> _Exercise instructions_:
Give back the full material, exactly as it reads.

═══ Recorded data

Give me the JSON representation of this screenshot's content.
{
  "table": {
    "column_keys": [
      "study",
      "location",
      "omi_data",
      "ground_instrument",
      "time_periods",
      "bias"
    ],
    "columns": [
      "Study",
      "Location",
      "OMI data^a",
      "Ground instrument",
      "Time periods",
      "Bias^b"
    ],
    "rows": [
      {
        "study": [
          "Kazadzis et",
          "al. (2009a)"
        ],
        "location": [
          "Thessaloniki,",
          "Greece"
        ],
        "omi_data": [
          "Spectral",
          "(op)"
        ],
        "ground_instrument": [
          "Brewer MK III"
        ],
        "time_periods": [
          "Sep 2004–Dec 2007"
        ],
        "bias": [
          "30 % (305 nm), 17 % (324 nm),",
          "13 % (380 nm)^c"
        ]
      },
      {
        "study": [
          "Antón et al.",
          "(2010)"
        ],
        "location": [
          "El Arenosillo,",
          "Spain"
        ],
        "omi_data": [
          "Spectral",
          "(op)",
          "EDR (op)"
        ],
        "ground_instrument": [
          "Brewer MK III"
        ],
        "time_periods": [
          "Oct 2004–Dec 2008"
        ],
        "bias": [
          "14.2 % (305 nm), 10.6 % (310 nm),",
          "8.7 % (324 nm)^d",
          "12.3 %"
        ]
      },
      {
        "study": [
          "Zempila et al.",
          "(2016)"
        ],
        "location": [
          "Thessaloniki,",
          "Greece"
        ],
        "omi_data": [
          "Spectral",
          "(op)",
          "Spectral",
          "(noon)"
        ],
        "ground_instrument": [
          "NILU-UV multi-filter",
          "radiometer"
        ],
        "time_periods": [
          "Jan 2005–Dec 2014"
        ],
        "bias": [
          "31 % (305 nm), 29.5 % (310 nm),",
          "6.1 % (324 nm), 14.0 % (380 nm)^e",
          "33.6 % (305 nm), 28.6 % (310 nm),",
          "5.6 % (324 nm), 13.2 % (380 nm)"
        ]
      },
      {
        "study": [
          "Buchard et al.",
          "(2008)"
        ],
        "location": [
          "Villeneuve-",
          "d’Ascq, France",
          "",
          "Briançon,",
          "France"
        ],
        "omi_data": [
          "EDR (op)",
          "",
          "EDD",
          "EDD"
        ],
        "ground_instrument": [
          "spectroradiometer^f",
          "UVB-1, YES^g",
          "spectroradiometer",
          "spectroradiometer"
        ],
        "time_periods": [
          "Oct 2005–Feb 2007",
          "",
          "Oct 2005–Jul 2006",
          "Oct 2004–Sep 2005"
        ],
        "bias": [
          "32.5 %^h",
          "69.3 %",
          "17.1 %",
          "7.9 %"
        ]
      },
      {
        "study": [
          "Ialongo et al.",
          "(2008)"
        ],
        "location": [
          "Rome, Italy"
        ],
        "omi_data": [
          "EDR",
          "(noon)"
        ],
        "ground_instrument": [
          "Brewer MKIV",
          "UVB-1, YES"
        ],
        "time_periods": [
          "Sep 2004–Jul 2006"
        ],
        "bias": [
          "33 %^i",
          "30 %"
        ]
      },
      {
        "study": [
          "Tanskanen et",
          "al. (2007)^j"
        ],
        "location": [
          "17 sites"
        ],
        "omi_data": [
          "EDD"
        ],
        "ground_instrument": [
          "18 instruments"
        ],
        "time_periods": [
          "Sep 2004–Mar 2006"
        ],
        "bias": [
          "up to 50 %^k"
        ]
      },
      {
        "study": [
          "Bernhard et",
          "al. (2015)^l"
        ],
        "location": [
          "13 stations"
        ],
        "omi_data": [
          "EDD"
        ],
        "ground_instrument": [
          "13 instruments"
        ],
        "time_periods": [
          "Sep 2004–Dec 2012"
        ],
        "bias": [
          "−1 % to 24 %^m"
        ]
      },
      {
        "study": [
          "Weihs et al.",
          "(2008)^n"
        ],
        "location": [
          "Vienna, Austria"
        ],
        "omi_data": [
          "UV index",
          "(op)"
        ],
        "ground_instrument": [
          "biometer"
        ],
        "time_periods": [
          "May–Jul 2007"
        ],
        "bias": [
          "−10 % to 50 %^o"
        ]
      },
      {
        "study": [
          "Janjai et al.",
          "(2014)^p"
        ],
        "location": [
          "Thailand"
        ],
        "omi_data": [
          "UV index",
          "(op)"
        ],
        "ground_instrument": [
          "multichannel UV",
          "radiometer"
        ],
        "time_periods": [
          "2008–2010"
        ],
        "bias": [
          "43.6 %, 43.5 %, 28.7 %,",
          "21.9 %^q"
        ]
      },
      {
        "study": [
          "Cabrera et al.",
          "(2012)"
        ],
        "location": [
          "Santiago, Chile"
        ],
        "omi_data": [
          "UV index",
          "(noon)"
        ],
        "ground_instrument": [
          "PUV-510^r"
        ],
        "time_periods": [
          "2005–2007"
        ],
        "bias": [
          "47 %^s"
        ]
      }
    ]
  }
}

══════

> _Right answer_:
Give me the JSON representation of this screenshot's content.
{
  "table": {
    "column_keys": [
      "study",
      "location",
      "omi_data",
      "ground_instrument",
      "time_periods",
      "bias"
    ],
    "columns": [
      "Study",
      "Location",
      "OMI data^a",
      "Ground instrument",
      "Time periods",
      "Bias^b"
    ],
    "rows": [
      {
        "study": [
          "Kazadzis et",
          "al. (2009a)"
        ],
        "location": [
          "Thessaloniki,",
          "Greece"
        ],
        "omi_data": [
          "Spectral",
          "(op)"
        ],
        "ground_instrument": [
          "Brewer MK III"
        ],
        "time_periods": [
          "Sep 2004–Dec 2007"
        ],
        "bias": [
          "30 % (305 nm), 17 % (324 nm),",
          "13 % (380 nm)^c"
        ]
      },
      {
        "study": [
          "Antón et al.",
          "(2010)"
        ],
        "location": [
          "El Arenosillo,",
          "Spain"
        ],
        "omi_data": [
          "Spectral",
          "(op)",
          "EDR (op)"
        ],
        "ground_instrument": [
          "Brewer MK III"
        ],
        "time_periods": [
          "Oct 2004–Dec 2008"
        ],
        "bias": [
          "14.2 % (305 nm), 10.6 % (310 nm),",
          "8.7 % (324 nm)^d",
          "12.3 %"
        ]
      },
      {
        "study": [
          "Zempila et al.",
          "(2016)"
        ],
        "location": [
          "Thessaloniki,",
          "Greece"
        ],
        "omi_data": [
          "Spectral",
          "(op)",
          "Spectral",
          "(noon)"
        ],
        "ground_instrument": [
          "NILU-UV multi-filter",
          "radiometer"
        ],
        "time_periods": [
          "Jan 2005–Dec 2014"
        ],
        "bias": [
          "31 % (305 nm), 29.5 % (310 nm),",
          "6.1 % (324 nm), 14.0 % (380 nm)^e",
          "33.6 % (305 nm), 28.6 % (310 nm),",
          "5.6 % (324 nm), 13.2 % (380 nm)"
        ]
      },
      {
        "study": [
          "Buchard et al.",
          "(2008)"
        ],
        "location": [
          "Villeneuve-",
          "d’Ascq, France",
          "",
          "Briançon,",
          "France"
        ],
        "omi_data": [
          "EDR (op)",
          "",
          "EDD",
          "EDD"
        ],
        "ground_instrument": [
          "spectroradiometer^f",
          "UVB-1, YES^g",
          "spectroradiometer",
          "spectroradiometer"
        ],
        "time_periods": [
          "Oct 2005–Feb 2007",
          "",
          "Oct 2005–Jul 2006",
          "Oct 2004–Sep 2005"
        ],
        "bias": [
          "32.5 %^h",
          "69.3 %",
          "17.1 %",
          "7.9 %"
        ]
      },
      {
        "study": [
          "Ialongo et al.",
          "(2008)"
        ],
        "location": [
          "Rome, Italy"
        ],
        "omi_data": [
          "EDR",
          "(noon)"
        ],
        "ground_instrument": [
          "Brewer MKIV",
          "UVB-1, YES"
        ],
        "time_periods": [
          "Sep 2004–Jul 2006"
        ],
        "bias": [
          "33 %^i",
          "30 %"
        ]
      },
      {
        "study": [
          "Tanskanen et",
          "al. (2007)^j"
        ],
        "location": [
          "17 sites"
        ],
        "omi_data": [
          "EDD"
        ],
        "ground_instrument": [
          "18 instruments"
        ],
        "time_periods": [
          "Sep 2004–Mar 2006"
        ],
        "bias": [
          "up to 50 %^k"
        ]
      },
      {
        "study": [
          "Bernhard et",
          "al. (2015)^l"
        ],
        "location": [
          "13 stations"
        ],
        "omi_data": [
          "EDD"
        ],
        "ground_instrument": [
          "13 instruments"
        ],
        "time_periods": [
          "Sep 2004–Dec 2012"
        ],
        "bias": [
          "−1 % to 24 %^m"
        ]
      },
      {
        "study": [
          "Weihs et al.",
          "(2008)^n"
        ],
        "location": [
          "Vienna, Austria"
        ],
        "omi_data": [
          "UV index",
          "(op)"
        ],
        "ground_instrument": [
          "biometer"
        ],
        "time_periods": [
          "May–Jul 2007"
        ],
        "bias": [
          "−10 % to 50 %^o"
        ]
      },
      {
        "study": [
          "Janjai et al.",
          "(2014)^p"
        ],
        "location": [
          "Thailand"
        ],
        "omi_data": [
          "UV index",
          "(op)"
        ],
        "ground_instrument": [
          "multichannel UV",
          "radiometer"
        ],
        "time_periods": [
          "2008–2010"
        ],
        "bias": [
          "43.6 %, 43.5 %, 28.7 %,",
          "21.9 %^q"
        ]
      },
      {
        "study": [
          "Cabrera et al.",
          "(2012)"
        ],
        "location": [
          "Santiago, Chile"
        ],
        "omi_data": [
          "UV index",
          "(noon)"
        ],
        "ground_instrument": [
          "PUV-510^r"
        ],
        "time_periods": [
          "2005–2007"
        ],
        "bias": [
          "47 %^s"
        ]
      }
    ]
  }
}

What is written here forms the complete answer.